>> start Data for this task

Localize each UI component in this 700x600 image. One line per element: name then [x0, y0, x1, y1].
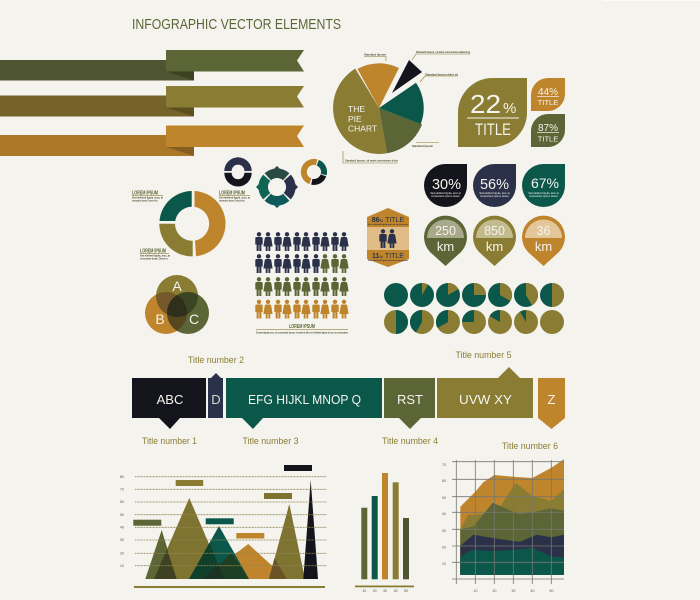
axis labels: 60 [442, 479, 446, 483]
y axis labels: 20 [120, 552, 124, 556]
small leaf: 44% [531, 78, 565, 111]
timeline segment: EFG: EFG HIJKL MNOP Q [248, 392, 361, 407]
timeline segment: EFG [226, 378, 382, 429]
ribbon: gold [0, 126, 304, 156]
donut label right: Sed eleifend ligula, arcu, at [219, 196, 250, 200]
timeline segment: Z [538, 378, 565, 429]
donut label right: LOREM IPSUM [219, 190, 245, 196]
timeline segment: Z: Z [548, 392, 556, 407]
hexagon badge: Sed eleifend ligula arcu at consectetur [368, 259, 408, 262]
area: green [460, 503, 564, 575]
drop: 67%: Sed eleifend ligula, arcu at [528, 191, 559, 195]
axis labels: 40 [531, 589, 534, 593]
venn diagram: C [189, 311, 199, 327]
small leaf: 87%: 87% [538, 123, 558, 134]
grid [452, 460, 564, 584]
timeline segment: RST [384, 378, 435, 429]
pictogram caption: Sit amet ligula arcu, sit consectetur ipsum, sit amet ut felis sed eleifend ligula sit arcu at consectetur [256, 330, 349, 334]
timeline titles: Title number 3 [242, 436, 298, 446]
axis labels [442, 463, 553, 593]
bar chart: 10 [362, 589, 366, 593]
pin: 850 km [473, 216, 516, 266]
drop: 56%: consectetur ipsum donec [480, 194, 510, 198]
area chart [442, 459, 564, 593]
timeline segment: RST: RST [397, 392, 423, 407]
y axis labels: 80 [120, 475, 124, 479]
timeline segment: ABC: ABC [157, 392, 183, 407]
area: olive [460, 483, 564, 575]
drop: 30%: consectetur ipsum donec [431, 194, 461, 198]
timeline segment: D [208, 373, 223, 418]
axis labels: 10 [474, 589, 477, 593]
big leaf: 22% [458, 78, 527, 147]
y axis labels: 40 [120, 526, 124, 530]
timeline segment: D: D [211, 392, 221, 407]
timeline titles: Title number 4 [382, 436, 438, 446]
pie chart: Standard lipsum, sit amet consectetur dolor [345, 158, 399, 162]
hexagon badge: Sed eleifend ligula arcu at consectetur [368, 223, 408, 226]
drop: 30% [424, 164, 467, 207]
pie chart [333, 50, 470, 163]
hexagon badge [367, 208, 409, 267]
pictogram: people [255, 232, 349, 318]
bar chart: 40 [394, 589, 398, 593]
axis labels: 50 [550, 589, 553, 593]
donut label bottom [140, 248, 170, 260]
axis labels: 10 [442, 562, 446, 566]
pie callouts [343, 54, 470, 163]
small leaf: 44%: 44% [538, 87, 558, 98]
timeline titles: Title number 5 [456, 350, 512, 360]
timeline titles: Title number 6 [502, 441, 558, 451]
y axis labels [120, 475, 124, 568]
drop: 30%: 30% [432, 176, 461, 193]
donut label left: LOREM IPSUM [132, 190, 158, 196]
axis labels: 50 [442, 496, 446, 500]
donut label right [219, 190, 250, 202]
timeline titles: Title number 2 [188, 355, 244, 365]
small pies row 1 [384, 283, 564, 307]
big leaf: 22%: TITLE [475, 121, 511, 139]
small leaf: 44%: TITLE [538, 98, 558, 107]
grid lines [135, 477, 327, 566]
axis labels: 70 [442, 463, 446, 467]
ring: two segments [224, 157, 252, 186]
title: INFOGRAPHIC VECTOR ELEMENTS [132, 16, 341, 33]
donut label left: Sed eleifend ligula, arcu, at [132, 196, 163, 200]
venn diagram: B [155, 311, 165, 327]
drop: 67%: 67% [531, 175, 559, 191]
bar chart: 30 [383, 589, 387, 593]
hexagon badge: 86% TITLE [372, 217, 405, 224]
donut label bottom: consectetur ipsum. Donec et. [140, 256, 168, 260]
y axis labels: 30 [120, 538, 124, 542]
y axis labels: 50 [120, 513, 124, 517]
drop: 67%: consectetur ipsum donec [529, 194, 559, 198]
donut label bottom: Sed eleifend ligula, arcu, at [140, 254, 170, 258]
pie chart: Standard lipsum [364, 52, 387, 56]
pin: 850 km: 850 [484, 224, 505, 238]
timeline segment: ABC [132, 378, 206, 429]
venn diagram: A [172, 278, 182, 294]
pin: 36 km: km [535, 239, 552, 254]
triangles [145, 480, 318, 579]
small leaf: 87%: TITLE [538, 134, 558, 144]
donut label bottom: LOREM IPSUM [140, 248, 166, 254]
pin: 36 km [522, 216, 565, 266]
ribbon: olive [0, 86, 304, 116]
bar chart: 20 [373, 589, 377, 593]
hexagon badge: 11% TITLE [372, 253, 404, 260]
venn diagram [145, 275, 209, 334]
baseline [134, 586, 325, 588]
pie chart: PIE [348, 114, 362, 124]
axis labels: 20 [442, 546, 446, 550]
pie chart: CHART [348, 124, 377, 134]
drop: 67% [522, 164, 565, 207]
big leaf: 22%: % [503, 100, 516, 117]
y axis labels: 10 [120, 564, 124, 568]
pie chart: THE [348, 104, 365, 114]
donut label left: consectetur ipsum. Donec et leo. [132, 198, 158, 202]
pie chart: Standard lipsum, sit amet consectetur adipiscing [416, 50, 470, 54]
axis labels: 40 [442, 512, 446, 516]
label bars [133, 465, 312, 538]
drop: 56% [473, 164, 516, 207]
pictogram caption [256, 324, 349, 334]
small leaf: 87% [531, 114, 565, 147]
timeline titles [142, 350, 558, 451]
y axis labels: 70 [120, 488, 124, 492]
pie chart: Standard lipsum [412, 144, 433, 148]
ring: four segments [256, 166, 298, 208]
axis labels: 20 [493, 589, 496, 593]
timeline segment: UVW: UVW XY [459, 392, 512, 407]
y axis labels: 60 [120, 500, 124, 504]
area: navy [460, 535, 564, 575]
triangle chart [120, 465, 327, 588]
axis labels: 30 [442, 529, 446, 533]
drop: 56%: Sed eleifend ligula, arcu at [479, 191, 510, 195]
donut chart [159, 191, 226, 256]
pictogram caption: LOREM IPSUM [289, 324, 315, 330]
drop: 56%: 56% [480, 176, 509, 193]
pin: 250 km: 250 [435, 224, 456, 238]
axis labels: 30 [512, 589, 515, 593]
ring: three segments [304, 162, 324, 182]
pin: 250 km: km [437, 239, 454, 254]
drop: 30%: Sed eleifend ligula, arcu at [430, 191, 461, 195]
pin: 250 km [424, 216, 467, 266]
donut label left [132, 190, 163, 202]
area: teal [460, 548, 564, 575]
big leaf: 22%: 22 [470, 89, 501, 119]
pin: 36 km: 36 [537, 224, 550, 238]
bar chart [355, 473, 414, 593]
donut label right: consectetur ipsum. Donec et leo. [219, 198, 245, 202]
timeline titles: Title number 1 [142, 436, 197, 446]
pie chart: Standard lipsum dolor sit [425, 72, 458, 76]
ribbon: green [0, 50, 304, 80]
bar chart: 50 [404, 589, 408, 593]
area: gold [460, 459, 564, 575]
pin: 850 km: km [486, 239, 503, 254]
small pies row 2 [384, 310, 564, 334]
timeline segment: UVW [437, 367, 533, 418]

>> end Data for this task

## What you are asked to do
Convert all of the entries above into a Markdown table with the columns "Row" and "Line". Number each row, put one line per row, skip blank lines, and leave out the pictures.

## Reply
| Row | Line |
|---|---|
| 1 | Localize each UI component in this 700x600 image. One line per element: name then [x0, y0, x1, y1]. |
| 2 | axis labels: 60 [442, 479, 446, 483] |
| 3 | y axis labels: 20 [120, 552, 124, 556] |
| 4 | small leaf: 44% [531, 78, 565, 111] |
| 5 | timeline segment: EFG: EFG HIJKL MNOP Q [248, 392, 361, 407] |
| 6 | timeline segment: EFG [226, 378, 382, 429] |
| 7 | ribbon: gold [0, 126, 304, 156] |
| 8 | donut label right: Sed eleifend ligula, arcu, at [219, 196, 250, 200] |
| 9 | timeline segment: Z [538, 378, 565, 429] |
| 10 | donut label right: LOREM IPSUM [219, 190, 245, 196] |
| 11 | timeline segment: Z: Z [548, 392, 556, 407] |
| 12 | hexagon badge: Sed eleifend ligula arcu at consectetur [368, 259, 408, 262] |
| 13 | area: green [460, 503, 564, 575] |
| 14 | drop: 67%: Sed eleifend ligula, arcu at [528, 191, 559, 195] |
| 15 | axis labels: 40 [531, 589, 534, 593] |
| 16 | venn diagram: C [189, 311, 199, 327] |
| 17 | small leaf: 87%: 87% [538, 123, 558, 134] |
| 18 | grid [452, 460, 564, 584] |
| 19 | timeline segment: RST [384, 378, 435, 429] |
| 20 | pictogram caption: Sit amet ligula arcu, sit consectetur ipsum, sit amet ut felis sed eleifend ligula sit arcu at consectetur [256, 330, 349, 334] |
| 21 | timeline titles: Title number 3 [242, 436, 298, 446] |
| 22 | axis labels [442, 463, 553, 593] |
| 23 | bar chart: 10 [362, 589, 366, 593] |
| 24 | pin: 850 km [473, 216, 516, 266] |
| 25 | drop: 56%: consectetur ipsum donec [480, 194, 510, 198] |
| 26 | area chart [442, 459, 564, 593] |
| 27 | timeline segment: RST: RST [397, 392, 423, 407] |
| 28 | y axis labels: 80 [120, 475, 124, 479] |
| 29 | timeline segment: ABC: ABC [157, 392, 183, 407] |
| 30 | area: olive [460, 483, 564, 575] |
| 31 | drop: 30%: consectetur ipsum donec [431, 194, 461, 198] |
| 32 | timeline segment: D [208, 373, 223, 418] |
| 33 | axis labels: 10 [474, 589, 477, 593] |
| 34 | big leaf: 22% [458, 78, 527, 147] |
| 35 | y axis labels: 40 [120, 526, 124, 530] |
| 36 | timeline segment: D: D [211, 392, 221, 407] |
| 37 | timeline titles: Title number 4 [382, 436, 438, 446] |
| 38 | pie chart: Standard lipsum, sit amet consectetur dolor [345, 158, 399, 162] |
| 39 | hexagon badge: Sed eleifend ligula arcu at consectetur [368, 223, 408, 226] |
| 40 | drop: 30% [424, 164, 467, 207] |
| 41 | pie chart [333, 50, 470, 163] |
| 42 | hexagon badge [367, 208, 409, 267] |
| 43 | pictogram: people [255, 232, 349, 318] |
| 44 | bar chart: 40 [394, 589, 398, 593] |
| 45 | axis labels: 50 [550, 589, 553, 593] |
| 46 | donut label bottom [140, 248, 170, 260] |
| 47 | axis labels: 10 [442, 562, 446, 566] |
| 48 | pie callouts [343, 54, 470, 163] |
| 49 | small leaf: 44%: 44% [538, 87, 558, 98] |
| 50 | timeline titles: Title number 5 [456, 350, 512, 360] |
| 51 | timeline titles: Title number 6 [502, 441, 558, 451] |
| 52 | y axis labels [120, 475, 124, 568] |
| 53 | drop: 30%: 30% [432, 176, 461, 193] |
| 54 | donut label left: LOREM IPSUM [132, 190, 158, 196] |
| 55 | axis labels: 50 [442, 496, 446, 500] |
| 56 | donut label right [219, 190, 250, 202] |
| 57 | timeline titles: Title number 2 [188, 355, 244, 365] |
| 58 | small pies row 1 [384, 283, 564, 307] |
| 59 | big leaf: 22%: TITLE [475, 121, 511, 139] |
| 60 | small leaf: 44%: TITLE [538, 98, 558, 107] |
| 61 | grid lines [135, 477, 327, 566] |
| 62 | axis labels: 70 [442, 463, 446, 467] |
| 63 | ring: two segments [224, 157, 252, 186] |
| 64 | title: INFOGRAPHIC VECTOR ELEMENTS [132, 16, 341, 33] |
| 65 | donut label left: Sed eleifend ligula, arcu, at [132, 196, 163, 200] |
| 66 | venn diagram: B [155, 311, 165, 327] |
| 67 | drop: 67%: 67% [531, 175, 559, 191] |
| 68 | bar chart: 30 [383, 589, 387, 593] |
| 69 | hexagon badge: 86% TITLE [372, 217, 405, 224] |
| 70 | donut label bottom: consectetur ipsum. Donec et. [140, 256, 168, 260] |
| 71 | y axis labels: 30 [120, 538, 124, 542] |
| 72 | y axis labels: 50 [120, 513, 124, 517] |
| 73 | drop: 67%: consectetur ipsum donec [529, 194, 559, 198] |
| 74 | donut label bottom: Sed eleifend ligula, arcu, at [140, 254, 170, 258] |
| 75 | pie chart: Standard lipsum [364, 52, 387, 56] |
| 76 | pin: 850 km: 850 [484, 224, 505, 238] |
| 77 | timeline segment: ABC [132, 378, 206, 429] |
| 78 | venn diagram: A [172, 278, 182, 294] |
| 79 | pin: 36 km: km [535, 239, 552, 254] |
| 80 | triangles [145, 480, 318, 579] |
| 81 | small leaf: 87%: TITLE [538, 134, 558, 144] |
| 82 | donut label bottom: LOREM IPSUM [140, 248, 166, 254] |
| 83 | pin: 36 km [522, 216, 565, 266] |
| 84 | ribbon: olive [0, 86, 304, 116] |
| 85 | bar chart: 20 [373, 589, 377, 593] |
| 86 | hexagon badge: 11% TITLE [372, 253, 404, 260] |
| 87 | venn diagram [145, 275, 209, 334] |
| 88 | baseline [134, 586, 325, 588] |
| 89 | pie chart: PIE [348, 114, 362, 124] |
| 90 | axis labels: 20 [442, 546, 446, 550] |
| 91 | pie chart: CHART [348, 124, 377, 134] |
| 92 | drop: 67% [522, 164, 565, 207] |
| 93 | big leaf: 22%: % [503, 100, 516, 117] |
| 94 | y axis labels: 10 [120, 564, 124, 568] |
| 95 | pie chart: THE [348, 104, 365, 114] |
| 96 | donut label left: consectetur ipsum. Donec et leo. [132, 198, 158, 202] |
| 97 | pie chart: Standard lipsum, sit amet consectetur adipiscing [416, 50, 470, 54] |
| 98 | axis labels: 40 [442, 512, 446, 516] |
| 99 | label bars [133, 465, 312, 538] |
| 100 | drop: 56% [473, 164, 516, 207] |
| 101 | pictogram caption [256, 324, 349, 334] |
| 102 | small leaf: 87% [531, 114, 565, 147] |
| 103 | timeline titles [142, 350, 558, 451] |
| 104 | y axis labels: 70 [120, 488, 124, 492] |
| 105 | pie chart: Standard lipsum [412, 144, 433, 148] |
| 106 | ring: four segments [256, 166, 298, 208] |
| 107 | axis labels: 20 [493, 589, 496, 593] |
| 108 | timeline segment: UVW: UVW XY [459, 392, 512, 407] |
| 109 | y axis labels: 60 [120, 500, 124, 504] |
| 110 | area: navy [460, 535, 564, 575] |
| 111 | triangle chart [120, 465, 327, 588] |
| 112 | axis labels: 30 [442, 529, 446, 533] |
| 113 | drop: 56%: Sed eleifend ligula, arcu at [479, 191, 510, 195] |
| 114 | donut chart [159, 191, 226, 256] |
| 115 | pictogram caption: LOREM IPSUM [289, 324, 315, 330] |
| 116 | drop: 56%: 56% [480, 176, 509, 193] |
| 117 | pin: 250 km: 250 [435, 224, 456, 238] |
| 118 | axis labels: 30 [512, 589, 515, 593] |
| 119 | ring: three segments [304, 162, 324, 182] |
| 120 | pin: 250 km: km [437, 239, 454, 254] |
| 121 | drop: 30%: Sed eleifend ligula, arcu at [430, 191, 461, 195] |
| 122 | pin: 250 km [424, 216, 467, 266] |
| 123 | donut label left [132, 190, 163, 202] |
| 124 | area: teal [460, 548, 564, 575] |
| 125 | big leaf: 22%: 22 [470, 89, 501, 119] |
| 126 | pin: 36 km: 36 [537, 224, 550, 238] |
| 127 | bar chart [355, 473, 414, 593] |
| 128 | donut label right: consectetur ipsum. Donec et leo. [219, 198, 245, 202] |
| 129 | timeline titles: Title number 1 [142, 436, 197, 446] |
| 130 | pie chart: Standard lipsum dolor sit [425, 72, 458, 76] |
| 131 | ribbon: green [0, 50, 304, 80] |
| 132 | bar chart: 50 [404, 589, 408, 593] |
| 133 | area: gold [460, 459, 564, 575] |
| 134 | pin: 850 km: km [486, 239, 503, 254] |
| 135 | small pies row 2 [384, 310, 564, 334] |
| 136 | timeline segment: UVW [437, 367, 533, 418] |